# EXERCISE
Give the listing again exactly, omitting its images.

[start ENTRIES SHOWN]

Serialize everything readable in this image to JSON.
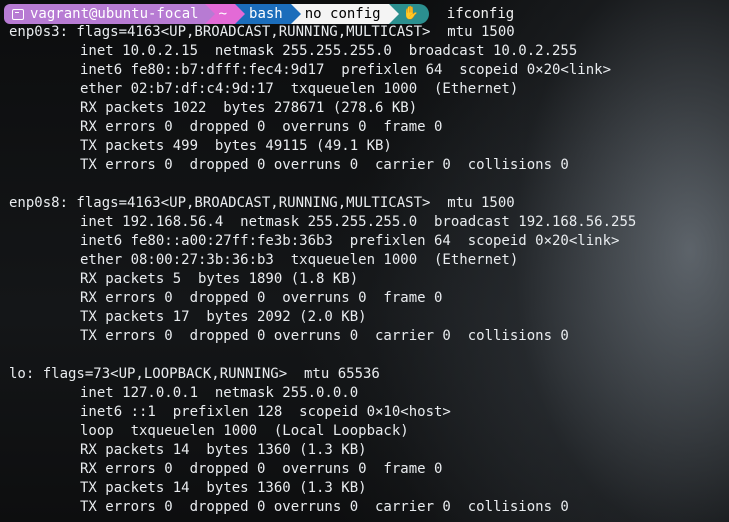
{
  "prompt": {
    "user_host": "vagrant@ubuntu-focal",
    "directory": "~",
    "shell": "bash",
    "git": "no config",
    "status_icon": "hand-icon",
    "command": "ifconfig"
  },
  "colors": {
    "user_segment": "#b77bd3",
    "dir_segment": "#e36ad6",
    "shell_segment": "#1b6dbb",
    "git_segment": "#f4f4f4",
    "status_segment": "#2b8f8f"
  },
  "output": [
    {
      "indent": false,
      "text": "enp0s3: flags=4163<UP,BROADCAST,RUNNING,MULTICAST>  mtu 1500"
    },
    {
      "indent": true,
      "text": "inet 10.0.2.15  netmask 255.255.255.0  broadcast 10.0.2.255"
    },
    {
      "indent": true,
      "text": "inet6 fe80::b7:dfff:fec4:9d17  prefixlen 64  scopeid 0×20<link>"
    },
    {
      "indent": true,
      "text": "ether 02:b7:df:c4:9d:17  txqueuelen 1000  (Ethernet)"
    },
    {
      "indent": true,
      "text": "RX packets 1022  bytes 278671 (278.6 KB)"
    },
    {
      "indent": true,
      "text": "RX errors 0  dropped 0  overruns 0  frame 0"
    },
    {
      "indent": true,
      "text": "TX packets 499  bytes 49115 (49.1 KB)"
    },
    {
      "indent": true,
      "text": "TX errors 0  dropped 0 overruns 0  carrier 0  collisions 0"
    },
    {
      "indent": false,
      "text": ""
    },
    {
      "indent": false,
      "text": "enp0s8: flags=4163<UP,BROADCAST,RUNNING,MULTICAST>  mtu 1500"
    },
    {
      "indent": true,
      "text": "inet 192.168.56.4  netmask 255.255.255.0  broadcast 192.168.56.255"
    },
    {
      "indent": true,
      "text": "inet6 fe80::a00:27ff:fe3b:36b3  prefixlen 64  scopeid 0×20<link>"
    },
    {
      "indent": true,
      "text": "ether 08:00:27:3b:36:b3  txqueuelen 1000  (Ethernet)"
    },
    {
      "indent": true,
      "text": "RX packets 5  bytes 1890 (1.8 KB)"
    },
    {
      "indent": true,
      "text": "RX errors 0  dropped 0  overruns 0  frame 0"
    },
    {
      "indent": true,
      "text": "TX packets 17  bytes 2092 (2.0 KB)"
    },
    {
      "indent": true,
      "text": "TX errors 0  dropped 0 overruns 0  carrier 0  collisions 0"
    },
    {
      "indent": false,
      "text": ""
    },
    {
      "indent": false,
      "text": "lo: flags=73<UP,LOOPBACK,RUNNING>  mtu 65536"
    },
    {
      "indent": true,
      "text": "inet 127.0.0.1  netmask 255.0.0.0"
    },
    {
      "indent": true,
      "text": "inet6 ::1  prefixlen 128  scopeid 0×10<host>"
    },
    {
      "indent": true,
      "text": "loop  txqueuelen 1000  (Local Loopback)"
    },
    {
      "indent": true,
      "text": "RX packets 14  bytes 1360 (1.3 KB)"
    },
    {
      "indent": true,
      "text": "RX errors 0  dropped 0  overruns 0  frame 0"
    },
    {
      "indent": true,
      "text": "TX packets 14  bytes 1360 (1.3 KB)"
    },
    {
      "indent": true,
      "text": "TX errors 0  dropped 0 overruns 0  carrier 0  collisions 0"
    }
  ]
}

[end ENTRIES SHOWN]

# OUTPUT FOR THIS EXERCISE
Serialize everything readable in this image to JSON.
{
  "prompt": {
    "user_host": "vagrant@ubuntu-focal",
    "directory": "~",
    "shell": "bash",
    "git": "no config",
    "status_icon": "hand-icon",
    "command": "ifconfig"
  },
  "colors": {
    "user_segment": "#b77bd3",
    "dir_segment": "#e36ad6",
    "shell_segment": "#1b6dbb",
    "git_segment": "#f4f4f4",
    "status_segment": "#2b8f8f"
  },
  "output": [
    {
      "indent": false,
      "text": "enp0s3: flags=4163<UP,BROADCAST,RUNNING,MULTICAST>  mtu 1500"
    },
    {
      "indent": true,
      "text": "inet 10.0.2.15  netmask 255.255.255.0  broadcast 10.0.2.255"
    },
    {
      "indent": true,
      "text": "inet6 fe80::b7:dfff:fec4:9d17  prefixlen 64  scopeid 0×20<link>"
    },
    {
      "indent": true,
      "text": "ether 02:b7:df:c4:9d:17  txqueuelen 1000  (Ethernet)"
    },
    {
      "indent": true,
      "text": "RX packets 1022  bytes 278671 (278.6 KB)"
    },
    {
      "indent": true,
      "text": "RX errors 0  dropped 0  overruns 0  frame 0"
    },
    {
      "indent": true,
      "text": "TX packets 499  bytes 49115 (49.1 KB)"
    },
    {
      "indent": true,
      "text": "TX errors 0  dropped 0 overruns 0  carrier 0  collisions 0"
    },
    {
      "indent": false,
      "text": ""
    },
    {
      "indent": false,
      "text": "enp0s8: flags=4163<UP,BROADCAST,RUNNING,MULTICAST>  mtu 1500"
    },
    {
      "indent": true,
      "text": "inet 192.168.56.4  netmask 255.255.255.0  broadcast 192.168.56.255"
    },
    {
      "indent": true,
      "text": "inet6 fe80::a00:27ff:fe3b:36b3  prefixlen 64  scopeid 0×20<link>"
    },
    {
      "indent": true,
      "text": "ether 08:00:27:3b:36:b3  txqueuelen 1000  (Ethernet)"
    },
    {
      "indent": true,
      "text": "RX packets 5  bytes 1890 (1.8 KB)"
    },
    {
      "indent": true,
      "text": "RX errors 0  dropped 0  overruns 0  frame 0"
    },
    {
      "indent": true,
      "text": "TX packets 17  bytes 2092 (2.0 KB)"
    },
    {
      "indent": true,
      "text": "TX errors 0  dropped 0 overruns 0  carrier 0  collisions 0"
    },
    {
      "indent": false,
      "text": ""
    },
    {
      "indent": false,
      "text": "lo: flags=73<UP,LOOPBACK,RUNNING>  mtu 65536"
    },
    {
      "indent": true,
      "text": "inet 127.0.0.1  netmask 255.0.0.0"
    },
    {
      "indent": true,
      "text": "inet6 ::1  prefixlen 128  scopeid 0×10<host>"
    },
    {
      "indent": true,
      "text": "loop  txqueuelen 1000  (Local Loopback)"
    },
    {
      "indent": true,
      "text": "RX packets 14  bytes 1360 (1.3 KB)"
    },
    {
      "indent": true,
      "text": "RX errors 0  dropped 0  overruns 0  frame 0"
    },
    {
      "indent": true,
      "text": "TX packets 14  bytes 1360 (1.3 KB)"
    },
    {
      "indent": true,
      "text": "TX errors 0  dropped 0 overruns 0  carrier 0  collisions 0"
    }
  ]
}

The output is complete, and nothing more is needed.